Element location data
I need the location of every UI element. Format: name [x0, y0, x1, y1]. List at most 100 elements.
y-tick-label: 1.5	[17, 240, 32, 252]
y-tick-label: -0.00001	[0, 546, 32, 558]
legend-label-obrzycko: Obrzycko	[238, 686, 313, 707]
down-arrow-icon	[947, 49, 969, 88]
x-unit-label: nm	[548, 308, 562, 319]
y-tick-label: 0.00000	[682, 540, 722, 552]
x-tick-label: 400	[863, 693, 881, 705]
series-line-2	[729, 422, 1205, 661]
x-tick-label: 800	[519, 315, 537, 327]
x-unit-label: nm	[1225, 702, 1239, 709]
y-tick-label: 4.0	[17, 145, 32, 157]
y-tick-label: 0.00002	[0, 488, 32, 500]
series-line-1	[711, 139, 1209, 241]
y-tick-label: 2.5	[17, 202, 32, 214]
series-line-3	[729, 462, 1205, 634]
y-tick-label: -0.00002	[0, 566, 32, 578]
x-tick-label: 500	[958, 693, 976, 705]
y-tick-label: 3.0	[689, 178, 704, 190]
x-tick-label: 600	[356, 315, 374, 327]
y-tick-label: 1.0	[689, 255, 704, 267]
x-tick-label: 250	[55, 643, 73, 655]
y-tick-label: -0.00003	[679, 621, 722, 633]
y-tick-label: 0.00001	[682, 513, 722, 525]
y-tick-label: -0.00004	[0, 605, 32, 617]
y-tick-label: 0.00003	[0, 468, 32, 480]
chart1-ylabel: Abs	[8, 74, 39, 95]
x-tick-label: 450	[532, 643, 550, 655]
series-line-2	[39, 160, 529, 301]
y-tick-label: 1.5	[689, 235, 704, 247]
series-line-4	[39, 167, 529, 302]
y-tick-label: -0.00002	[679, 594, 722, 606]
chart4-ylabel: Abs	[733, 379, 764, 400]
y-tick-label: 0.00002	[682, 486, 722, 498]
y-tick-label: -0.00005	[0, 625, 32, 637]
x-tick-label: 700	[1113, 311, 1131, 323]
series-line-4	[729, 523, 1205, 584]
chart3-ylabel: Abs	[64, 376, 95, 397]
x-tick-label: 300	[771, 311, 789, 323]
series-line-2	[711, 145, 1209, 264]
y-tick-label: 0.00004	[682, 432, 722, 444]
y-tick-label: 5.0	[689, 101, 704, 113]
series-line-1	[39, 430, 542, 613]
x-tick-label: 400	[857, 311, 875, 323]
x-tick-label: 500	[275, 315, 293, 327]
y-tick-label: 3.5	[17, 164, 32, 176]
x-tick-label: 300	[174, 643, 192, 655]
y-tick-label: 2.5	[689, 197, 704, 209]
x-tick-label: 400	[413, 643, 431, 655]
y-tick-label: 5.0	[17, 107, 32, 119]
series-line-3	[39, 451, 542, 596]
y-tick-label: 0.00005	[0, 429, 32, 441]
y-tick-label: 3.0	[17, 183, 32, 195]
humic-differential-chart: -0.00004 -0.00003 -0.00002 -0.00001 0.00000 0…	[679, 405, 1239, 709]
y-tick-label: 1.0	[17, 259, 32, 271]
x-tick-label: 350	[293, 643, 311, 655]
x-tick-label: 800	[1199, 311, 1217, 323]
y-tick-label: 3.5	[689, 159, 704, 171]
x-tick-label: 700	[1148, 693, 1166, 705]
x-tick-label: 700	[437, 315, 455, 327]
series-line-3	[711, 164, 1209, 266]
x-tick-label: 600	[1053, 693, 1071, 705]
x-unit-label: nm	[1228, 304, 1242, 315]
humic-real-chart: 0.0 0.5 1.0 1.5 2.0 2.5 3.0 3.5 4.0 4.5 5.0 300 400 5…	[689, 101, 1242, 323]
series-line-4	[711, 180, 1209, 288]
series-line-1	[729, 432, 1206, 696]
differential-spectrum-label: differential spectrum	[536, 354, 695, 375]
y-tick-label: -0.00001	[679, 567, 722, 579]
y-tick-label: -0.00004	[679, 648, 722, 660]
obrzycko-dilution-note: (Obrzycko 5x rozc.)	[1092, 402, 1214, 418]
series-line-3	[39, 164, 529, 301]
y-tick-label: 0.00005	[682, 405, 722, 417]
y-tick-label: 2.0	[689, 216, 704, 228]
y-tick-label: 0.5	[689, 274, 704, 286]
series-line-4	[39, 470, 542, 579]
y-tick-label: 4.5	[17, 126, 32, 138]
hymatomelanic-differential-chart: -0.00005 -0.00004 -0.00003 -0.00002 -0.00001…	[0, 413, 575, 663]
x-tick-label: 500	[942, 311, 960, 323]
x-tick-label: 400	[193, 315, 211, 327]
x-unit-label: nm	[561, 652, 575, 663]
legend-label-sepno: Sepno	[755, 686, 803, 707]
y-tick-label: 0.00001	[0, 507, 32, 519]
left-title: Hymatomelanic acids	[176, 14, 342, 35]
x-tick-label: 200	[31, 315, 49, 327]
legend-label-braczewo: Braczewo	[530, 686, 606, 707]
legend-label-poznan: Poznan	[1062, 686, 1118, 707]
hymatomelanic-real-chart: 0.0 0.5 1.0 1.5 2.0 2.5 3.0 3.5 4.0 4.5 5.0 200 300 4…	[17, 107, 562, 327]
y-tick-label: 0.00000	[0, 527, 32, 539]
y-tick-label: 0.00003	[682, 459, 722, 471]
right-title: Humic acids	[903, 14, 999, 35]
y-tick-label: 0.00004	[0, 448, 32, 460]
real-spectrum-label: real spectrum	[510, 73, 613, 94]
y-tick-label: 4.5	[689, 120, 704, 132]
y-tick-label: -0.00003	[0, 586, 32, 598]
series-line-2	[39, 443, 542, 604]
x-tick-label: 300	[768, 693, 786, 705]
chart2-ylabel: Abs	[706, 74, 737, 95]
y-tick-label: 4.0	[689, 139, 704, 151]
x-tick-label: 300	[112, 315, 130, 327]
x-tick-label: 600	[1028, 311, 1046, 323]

Goal:
Transcribe the items from the very first line through the line containing "625, 32, 637]". Include both end lines and leave every character unchanged.

Exercise answer:
I need the location of every UI element. Format: name [x0, y0, x1, y1]. List at most 100 elements.
y-tick-label: 1.5	[17, 240, 32, 252]
y-tick-label: -0.00001	[0, 546, 32, 558]
legend-label-obrzycko: Obrzycko	[238, 686, 313, 707]
down-arrow-icon	[947, 49, 969, 88]
x-unit-label: nm	[548, 308, 562, 319]
y-tick-label: 0.00000	[682, 540, 722, 552]
x-tick-label: 400	[863, 693, 881, 705]
series-line-2	[729, 422, 1205, 661]
x-tick-label: 800	[519, 315, 537, 327]
x-unit-label: nm	[1225, 702, 1239, 709]
y-tick-label: 4.0	[17, 145, 32, 157]
y-tick-label: 0.00002	[0, 488, 32, 500]
series-line-1	[711, 139, 1209, 241]
y-tick-label: 2.5	[17, 202, 32, 214]
series-line-3	[729, 462, 1205, 634]
y-tick-label: -0.00002	[0, 566, 32, 578]
x-tick-label: 500	[958, 693, 976, 705]
y-tick-label: 3.0	[689, 178, 704, 190]
x-tick-label: 600	[356, 315, 374, 327]
y-tick-label: 1.0	[689, 255, 704, 267]
x-tick-label: 250	[55, 643, 73, 655]
y-tick-label: -0.00003	[679, 621, 722, 633]
y-tick-label: 0.00001	[682, 513, 722, 525]
y-tick-label: -0.00004	[0, 605, 32, 617]
y-tick-label: 0.00003	[0, 468, 32, 480]
chart1-ylabel: Abs	[8, 74, 39, 95]
x-tick-label: 450	[532, 643, 550, 655]
series-line-2	[39, 160, 529, 301]
y-tick-label: 1.5	[689, 235, 704, 247]
series-line-4	[39, 167, 529, 302]
y-tick-label: -0.00002	[679, 594, 722, 606]
chart4-ylabel: Abs	[733, 379, 764, 400]
y-tick-label: 0.00002	[682, 486, 722, 498]
y-tick-label: -0.00005	[0, 625, 32, 637]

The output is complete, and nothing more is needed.